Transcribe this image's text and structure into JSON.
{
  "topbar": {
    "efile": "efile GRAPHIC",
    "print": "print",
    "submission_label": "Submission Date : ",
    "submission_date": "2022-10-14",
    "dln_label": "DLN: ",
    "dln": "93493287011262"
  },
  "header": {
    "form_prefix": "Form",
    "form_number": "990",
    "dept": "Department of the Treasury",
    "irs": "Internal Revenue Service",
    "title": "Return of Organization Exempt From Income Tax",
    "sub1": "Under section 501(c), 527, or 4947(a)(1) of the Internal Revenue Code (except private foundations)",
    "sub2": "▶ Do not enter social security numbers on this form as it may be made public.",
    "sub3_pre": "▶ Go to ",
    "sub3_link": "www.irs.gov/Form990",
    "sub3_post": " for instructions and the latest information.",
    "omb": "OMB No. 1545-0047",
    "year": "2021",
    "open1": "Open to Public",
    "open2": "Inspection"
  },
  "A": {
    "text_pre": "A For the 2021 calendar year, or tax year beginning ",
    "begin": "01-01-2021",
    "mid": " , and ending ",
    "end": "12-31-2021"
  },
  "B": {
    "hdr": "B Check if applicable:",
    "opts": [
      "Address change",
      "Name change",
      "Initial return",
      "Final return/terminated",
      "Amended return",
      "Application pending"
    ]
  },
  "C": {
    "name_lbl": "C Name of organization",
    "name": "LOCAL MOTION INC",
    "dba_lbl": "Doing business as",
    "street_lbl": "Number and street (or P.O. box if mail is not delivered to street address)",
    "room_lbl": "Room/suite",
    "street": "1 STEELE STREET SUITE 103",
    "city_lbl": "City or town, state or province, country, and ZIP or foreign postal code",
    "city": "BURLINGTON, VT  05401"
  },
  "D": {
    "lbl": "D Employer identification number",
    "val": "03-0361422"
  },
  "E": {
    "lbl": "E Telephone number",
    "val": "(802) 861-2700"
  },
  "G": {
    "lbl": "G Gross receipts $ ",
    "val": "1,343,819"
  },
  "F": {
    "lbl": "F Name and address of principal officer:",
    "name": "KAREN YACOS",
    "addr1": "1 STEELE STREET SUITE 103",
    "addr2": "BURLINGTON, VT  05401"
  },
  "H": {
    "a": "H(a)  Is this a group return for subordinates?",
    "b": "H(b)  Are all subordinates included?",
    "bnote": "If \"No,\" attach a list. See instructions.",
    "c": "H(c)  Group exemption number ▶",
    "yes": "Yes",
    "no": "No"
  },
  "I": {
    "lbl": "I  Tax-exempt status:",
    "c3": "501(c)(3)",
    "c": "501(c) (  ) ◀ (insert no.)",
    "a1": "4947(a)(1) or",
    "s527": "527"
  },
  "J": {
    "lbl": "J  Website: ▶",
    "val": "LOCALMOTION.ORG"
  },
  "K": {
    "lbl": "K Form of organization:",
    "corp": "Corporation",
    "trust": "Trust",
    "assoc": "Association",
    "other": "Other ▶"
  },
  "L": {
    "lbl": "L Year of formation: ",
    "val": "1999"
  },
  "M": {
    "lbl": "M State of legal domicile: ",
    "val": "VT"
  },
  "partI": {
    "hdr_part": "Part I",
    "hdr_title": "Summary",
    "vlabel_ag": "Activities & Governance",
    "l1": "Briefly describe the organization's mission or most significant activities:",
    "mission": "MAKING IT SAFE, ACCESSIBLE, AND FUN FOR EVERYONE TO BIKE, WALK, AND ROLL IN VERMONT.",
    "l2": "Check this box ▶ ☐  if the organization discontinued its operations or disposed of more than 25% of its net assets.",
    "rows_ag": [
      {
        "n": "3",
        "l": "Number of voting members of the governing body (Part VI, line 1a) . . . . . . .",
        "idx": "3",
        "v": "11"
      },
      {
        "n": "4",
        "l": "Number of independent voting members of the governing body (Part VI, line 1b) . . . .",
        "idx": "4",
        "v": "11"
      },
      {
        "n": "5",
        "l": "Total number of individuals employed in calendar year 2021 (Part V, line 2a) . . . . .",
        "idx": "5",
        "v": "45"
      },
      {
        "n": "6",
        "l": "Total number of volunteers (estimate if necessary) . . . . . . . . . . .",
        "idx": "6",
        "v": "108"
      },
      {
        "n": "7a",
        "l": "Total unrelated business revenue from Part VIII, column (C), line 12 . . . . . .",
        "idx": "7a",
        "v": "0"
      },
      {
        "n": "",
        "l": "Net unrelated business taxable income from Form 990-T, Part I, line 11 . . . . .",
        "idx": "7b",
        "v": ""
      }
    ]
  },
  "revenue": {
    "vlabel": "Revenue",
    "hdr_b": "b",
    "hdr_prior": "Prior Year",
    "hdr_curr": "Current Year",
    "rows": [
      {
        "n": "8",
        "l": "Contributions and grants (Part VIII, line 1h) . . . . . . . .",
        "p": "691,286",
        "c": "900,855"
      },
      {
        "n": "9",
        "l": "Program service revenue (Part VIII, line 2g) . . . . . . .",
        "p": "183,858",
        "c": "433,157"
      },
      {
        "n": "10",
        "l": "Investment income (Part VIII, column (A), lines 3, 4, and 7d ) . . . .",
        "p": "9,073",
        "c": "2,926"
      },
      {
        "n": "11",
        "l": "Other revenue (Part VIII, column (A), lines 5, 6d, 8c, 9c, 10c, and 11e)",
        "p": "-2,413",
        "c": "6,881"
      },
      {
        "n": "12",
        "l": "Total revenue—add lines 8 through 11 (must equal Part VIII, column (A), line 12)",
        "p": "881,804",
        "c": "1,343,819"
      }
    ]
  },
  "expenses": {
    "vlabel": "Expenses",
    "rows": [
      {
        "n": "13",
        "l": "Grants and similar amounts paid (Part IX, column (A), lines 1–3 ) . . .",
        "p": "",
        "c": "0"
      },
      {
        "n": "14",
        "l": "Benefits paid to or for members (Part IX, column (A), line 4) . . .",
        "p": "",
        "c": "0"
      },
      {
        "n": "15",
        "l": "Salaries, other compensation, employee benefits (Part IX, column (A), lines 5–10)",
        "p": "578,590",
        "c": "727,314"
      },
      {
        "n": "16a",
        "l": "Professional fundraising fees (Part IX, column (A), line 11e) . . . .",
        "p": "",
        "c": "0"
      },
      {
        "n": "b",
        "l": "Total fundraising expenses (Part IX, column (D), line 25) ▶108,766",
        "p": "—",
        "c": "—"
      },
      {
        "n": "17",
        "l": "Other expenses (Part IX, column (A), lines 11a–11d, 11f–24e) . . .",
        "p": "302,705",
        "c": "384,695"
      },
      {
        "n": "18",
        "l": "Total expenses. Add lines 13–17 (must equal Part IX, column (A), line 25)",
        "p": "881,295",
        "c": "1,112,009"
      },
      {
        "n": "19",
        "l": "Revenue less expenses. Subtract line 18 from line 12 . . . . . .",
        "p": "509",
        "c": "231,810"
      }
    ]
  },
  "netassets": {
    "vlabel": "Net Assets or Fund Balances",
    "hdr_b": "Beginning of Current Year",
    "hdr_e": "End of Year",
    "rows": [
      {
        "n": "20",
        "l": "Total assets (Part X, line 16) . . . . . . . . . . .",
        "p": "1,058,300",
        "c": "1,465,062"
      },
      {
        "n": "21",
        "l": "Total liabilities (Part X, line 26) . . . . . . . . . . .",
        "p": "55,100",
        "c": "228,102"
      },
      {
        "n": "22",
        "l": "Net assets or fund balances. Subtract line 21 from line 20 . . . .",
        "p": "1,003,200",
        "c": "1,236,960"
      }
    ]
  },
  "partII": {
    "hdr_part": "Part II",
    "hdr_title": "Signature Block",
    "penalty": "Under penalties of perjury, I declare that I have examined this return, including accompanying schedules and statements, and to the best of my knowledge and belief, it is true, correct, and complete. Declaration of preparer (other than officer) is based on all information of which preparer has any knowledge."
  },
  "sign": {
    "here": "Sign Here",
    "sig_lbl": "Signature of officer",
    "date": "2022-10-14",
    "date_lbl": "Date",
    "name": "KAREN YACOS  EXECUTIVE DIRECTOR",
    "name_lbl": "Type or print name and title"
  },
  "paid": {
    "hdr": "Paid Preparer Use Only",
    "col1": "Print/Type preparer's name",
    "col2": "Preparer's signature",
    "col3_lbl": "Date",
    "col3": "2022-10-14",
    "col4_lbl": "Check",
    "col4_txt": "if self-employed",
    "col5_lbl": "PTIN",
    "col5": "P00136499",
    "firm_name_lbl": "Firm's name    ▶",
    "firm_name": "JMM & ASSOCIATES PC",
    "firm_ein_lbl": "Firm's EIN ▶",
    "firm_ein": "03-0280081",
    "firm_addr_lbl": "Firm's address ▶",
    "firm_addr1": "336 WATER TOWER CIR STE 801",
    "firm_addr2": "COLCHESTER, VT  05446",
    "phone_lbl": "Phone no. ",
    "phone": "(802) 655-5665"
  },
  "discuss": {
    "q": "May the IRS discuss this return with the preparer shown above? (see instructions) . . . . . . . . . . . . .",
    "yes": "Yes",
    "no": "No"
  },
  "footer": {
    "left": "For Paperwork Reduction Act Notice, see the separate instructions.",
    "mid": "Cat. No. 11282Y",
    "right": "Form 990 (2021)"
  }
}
----------------------------------------
» EXERCISE:
From the entries above, copy each line holding "equal".

» REPLY:
        "l": "Total revenue—add lines 8 through 11 (must equal Part VIII, column (A), line 12)",
        "l": "Total expenses. Add lines 13–17 (must equal Part IX, column (A), line 25)",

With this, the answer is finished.